[Kutipan dokumen]

§ §

Selasa, 03 Juni 2008

Esai Wong Sumsel








T. WIJAYA
Wong Sumsel dan Cara Makan Ikan


KEHADIRAN sungai Musi di Sumatra Selatan belum diketahui secara pasti sejak kapan, tapi kemungkinan besar sekian ribuan tahun sebelum masehi. Bahkan diperkirakan sungai Musi lebih dahulu dibandingkan manusia yang menetap di Sumatra Selatan. Namun nama Musi pada sungai yang kini panjangnya sekitar 460 kilometer—dari Barat ke Timur—itu tidak tahu sejak kapan digunakan, dan begitu pun artinya atau maknanya. Ada yang memperkirakan nama Musi berasal dari India, sebab ada nama Musi di pusat peradaban Hindu tersebut. Terakhir, ada yang menyebutkan nama Musi berasal dari bahasa Melayu yang berarti ikut atau aliran, seperti yang masih digunakan masyarakat Kayuagung.

Sungai Musi memiliki ratusan anak. Dari sekian ratus anaknya, terdapat delapan yang disebut sebagai sungai besar. Yakni sungai Komering, sungai Ogan, sungai Lematang, sungai Kelingi, sungai Lakitan, sungai Semangus Rawas, dan sungai Batang Hari Leko. Keberadaan sungai Musi bersama delapan anaknya itu yang akhirnya suatu masa Sumatra Selatan disebut sebagai negeri "Batanghari Sembilan".

Keberadaan sungai Musi ini, yang menyebabkan daerah Sumatra Selatan sejak ratusan abad lalu menjadi daerah yang hidup. Dia menjadi sumber kehidupan hewan, tumbuhan, hingga manusia. Jadi, tidaklah heran, di sekitar gunung Dempo, tepatnya di sekitar anak-anak sungai Musi, pernah hidup manusia dengan peradaban yang cukup maju pada waktu itu, yang kini terlihat melalui artefak berupa patung-patung prasejarah. Lainnya, di Sumatra Selatan banyak ditemukan sumber daya alam berupa minyak bumi, batubara, dan gas bumi, yang membuktikan daerah ini pernah hidup tumbuhan dan hewan sejak jutaan tahun lalu.

Selain sebagai sumber kehidupan, saya percaya sungai Musi digunakan manusia sebagai sumber ilmu pengetahuan. Mereka mengadopsi karakter atau perilaku sungai Musi, termasuk perilaku makhluk yang lebih dahulu hidup. Buktinya, rupa hewan banyak diadopsi sebagai simbolisasi karakter atau fungsi manusia seperti ditemukan pada patung-patung prasejarah. Bukti lainnya, identitas diri manusia melalui ilmu kebatinan atau bela diri melalui hewan-hewan yang dinilai perkasa, seperti harimau atau gajah.

§ §

Item tersimpan
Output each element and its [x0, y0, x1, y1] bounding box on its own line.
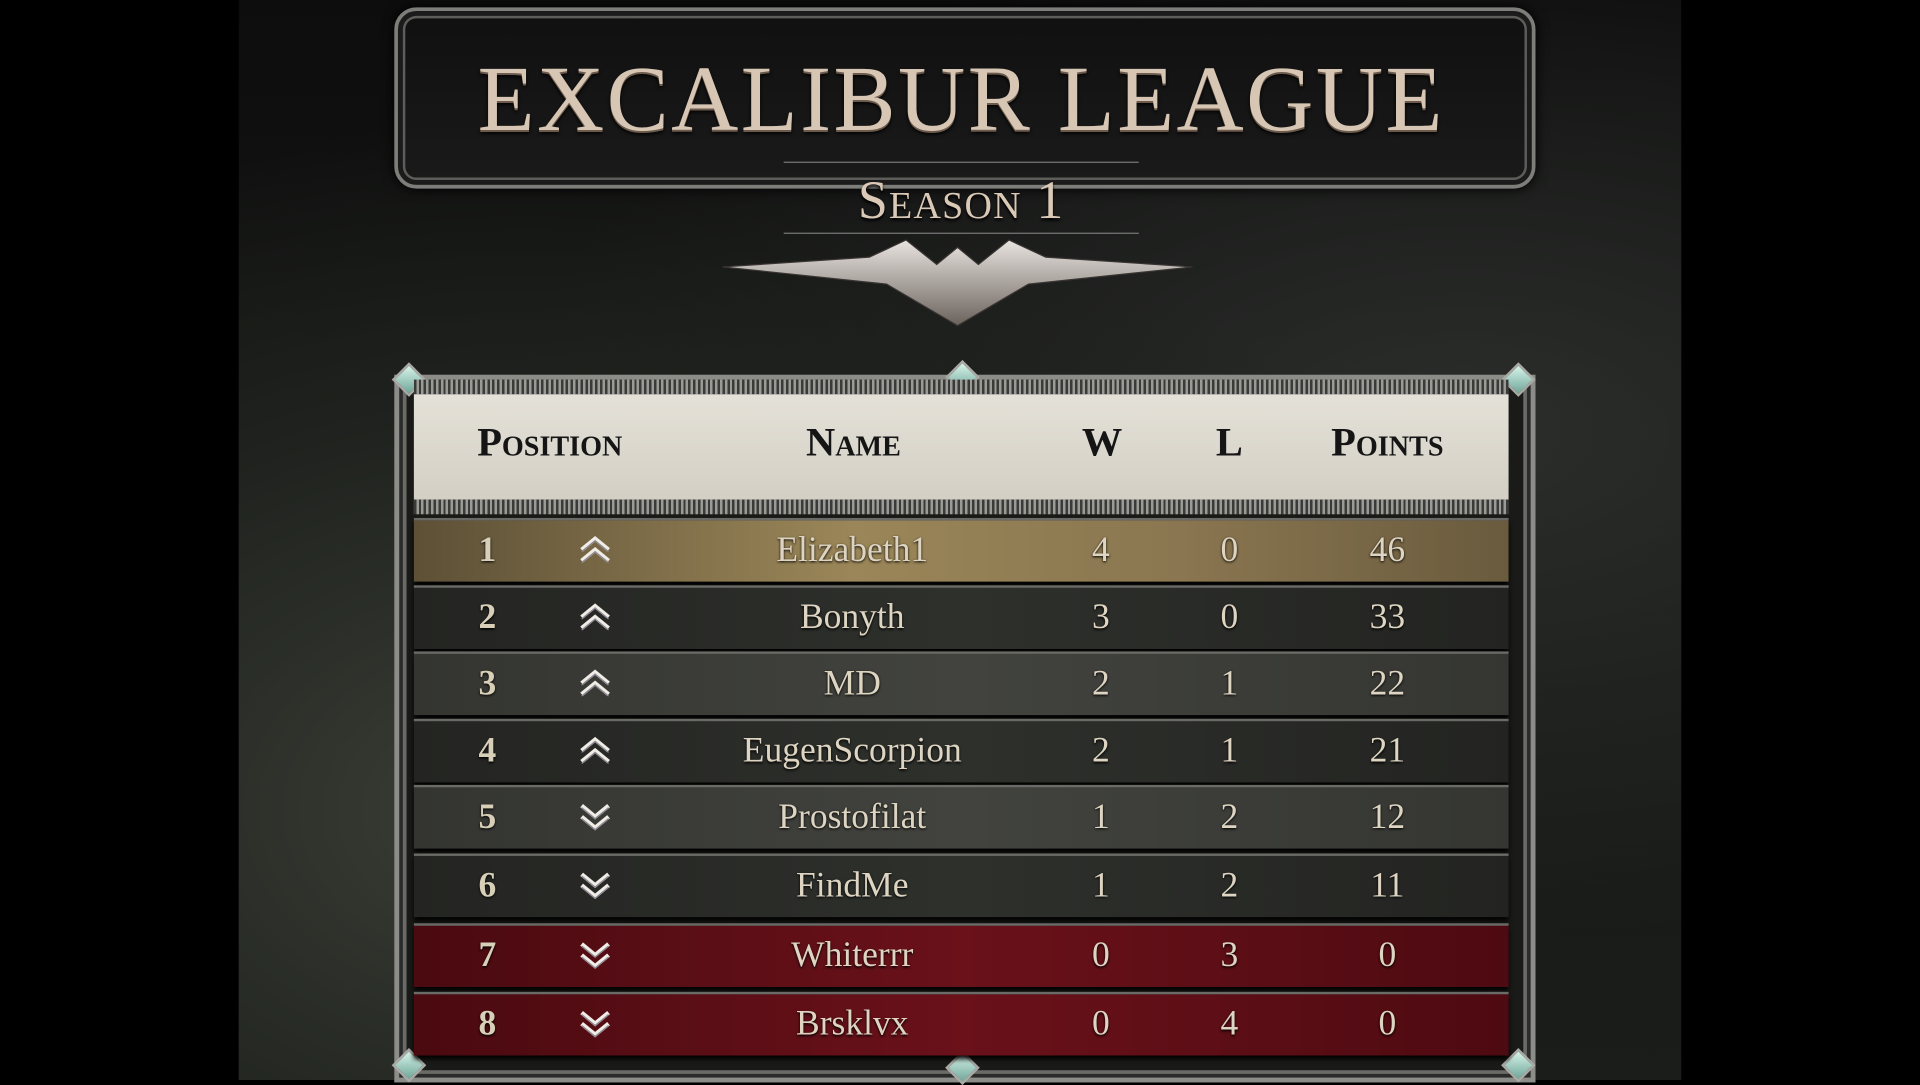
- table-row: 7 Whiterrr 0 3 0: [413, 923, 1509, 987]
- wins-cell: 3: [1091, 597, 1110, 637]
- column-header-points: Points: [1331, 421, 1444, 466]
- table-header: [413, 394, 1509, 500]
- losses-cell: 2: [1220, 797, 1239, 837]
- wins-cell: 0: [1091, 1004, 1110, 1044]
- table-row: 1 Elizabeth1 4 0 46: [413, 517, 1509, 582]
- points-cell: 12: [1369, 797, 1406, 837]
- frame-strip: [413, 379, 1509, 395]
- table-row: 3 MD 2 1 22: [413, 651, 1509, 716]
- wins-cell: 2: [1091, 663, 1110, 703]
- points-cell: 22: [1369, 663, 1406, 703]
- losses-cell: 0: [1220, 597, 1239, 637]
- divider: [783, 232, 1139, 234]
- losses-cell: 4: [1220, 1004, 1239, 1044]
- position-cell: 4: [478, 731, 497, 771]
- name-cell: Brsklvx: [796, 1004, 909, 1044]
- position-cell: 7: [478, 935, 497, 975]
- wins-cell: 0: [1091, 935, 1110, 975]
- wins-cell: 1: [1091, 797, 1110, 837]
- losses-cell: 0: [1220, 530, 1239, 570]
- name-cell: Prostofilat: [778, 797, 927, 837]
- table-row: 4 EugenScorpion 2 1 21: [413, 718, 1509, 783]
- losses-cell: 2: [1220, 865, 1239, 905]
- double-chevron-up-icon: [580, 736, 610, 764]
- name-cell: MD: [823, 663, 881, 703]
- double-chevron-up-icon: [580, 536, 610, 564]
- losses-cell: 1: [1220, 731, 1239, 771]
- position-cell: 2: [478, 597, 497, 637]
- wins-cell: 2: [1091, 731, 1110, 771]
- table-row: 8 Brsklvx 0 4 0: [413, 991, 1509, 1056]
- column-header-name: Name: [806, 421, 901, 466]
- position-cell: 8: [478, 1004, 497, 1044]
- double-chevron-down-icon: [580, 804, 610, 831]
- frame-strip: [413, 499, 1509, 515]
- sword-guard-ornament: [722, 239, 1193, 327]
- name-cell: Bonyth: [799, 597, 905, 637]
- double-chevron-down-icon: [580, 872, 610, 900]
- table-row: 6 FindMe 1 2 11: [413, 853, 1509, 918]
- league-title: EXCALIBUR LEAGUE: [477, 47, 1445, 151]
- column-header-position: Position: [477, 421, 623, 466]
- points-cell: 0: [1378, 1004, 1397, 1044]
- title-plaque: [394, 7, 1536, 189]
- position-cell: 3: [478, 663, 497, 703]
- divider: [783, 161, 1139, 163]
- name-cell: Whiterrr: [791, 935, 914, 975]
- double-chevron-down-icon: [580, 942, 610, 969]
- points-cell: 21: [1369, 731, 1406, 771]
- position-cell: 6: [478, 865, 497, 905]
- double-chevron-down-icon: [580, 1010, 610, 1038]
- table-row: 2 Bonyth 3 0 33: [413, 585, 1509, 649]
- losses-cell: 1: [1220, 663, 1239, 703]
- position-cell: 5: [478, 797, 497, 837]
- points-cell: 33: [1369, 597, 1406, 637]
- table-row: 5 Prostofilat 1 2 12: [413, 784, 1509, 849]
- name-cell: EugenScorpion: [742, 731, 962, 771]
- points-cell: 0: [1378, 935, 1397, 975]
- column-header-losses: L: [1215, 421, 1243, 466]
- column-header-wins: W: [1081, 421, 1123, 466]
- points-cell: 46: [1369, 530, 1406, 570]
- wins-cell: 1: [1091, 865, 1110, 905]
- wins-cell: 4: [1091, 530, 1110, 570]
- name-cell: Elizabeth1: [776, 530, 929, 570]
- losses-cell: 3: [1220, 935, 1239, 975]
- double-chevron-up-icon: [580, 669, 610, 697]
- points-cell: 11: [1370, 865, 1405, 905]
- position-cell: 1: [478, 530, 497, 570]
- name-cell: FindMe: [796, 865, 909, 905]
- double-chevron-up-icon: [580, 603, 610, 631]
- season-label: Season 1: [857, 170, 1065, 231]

§ §

[Perintah]
Tuliskan lanjutan esai tentang sungai Musi dan Wong Sumsel di atas, dimulai setelah kalimat terakhirnya.

[Jawaban benar]
Dan, menurut saya, transformasi karakter hewan atau binatang kepada manusia, sampai sekarang masih berlangsung, terutama makhluk hidup yang berada di sungai Musi, seperti ikan. Beranjak dari keyakinan ini, saya mencoba membaca karakter manusia di Sumatra Selatan berdasarkan karakter ikan, terutama terkait soal cara memakan. Tentunya pembacaan ini memiliki sejumlah kelemahan, dan akan banyak mendatangkan kritik.


Cara Makan Ikan

IKAN Semah (Tor douronensis) yang hidup di sungai Musi bagian Ulu, tepatnya di sekitar gunung Dempo, merupakan ikan yang memiliki tubuh yang indah. Warnanya sisik yang putih atau merah keemasan, sangat enak dipandang. Mereka yang cenderung bertubuh besar ini, memang suka berkelompok, tapi dalam jumlah yang tidak besar. Ikan ini memakan apa saja.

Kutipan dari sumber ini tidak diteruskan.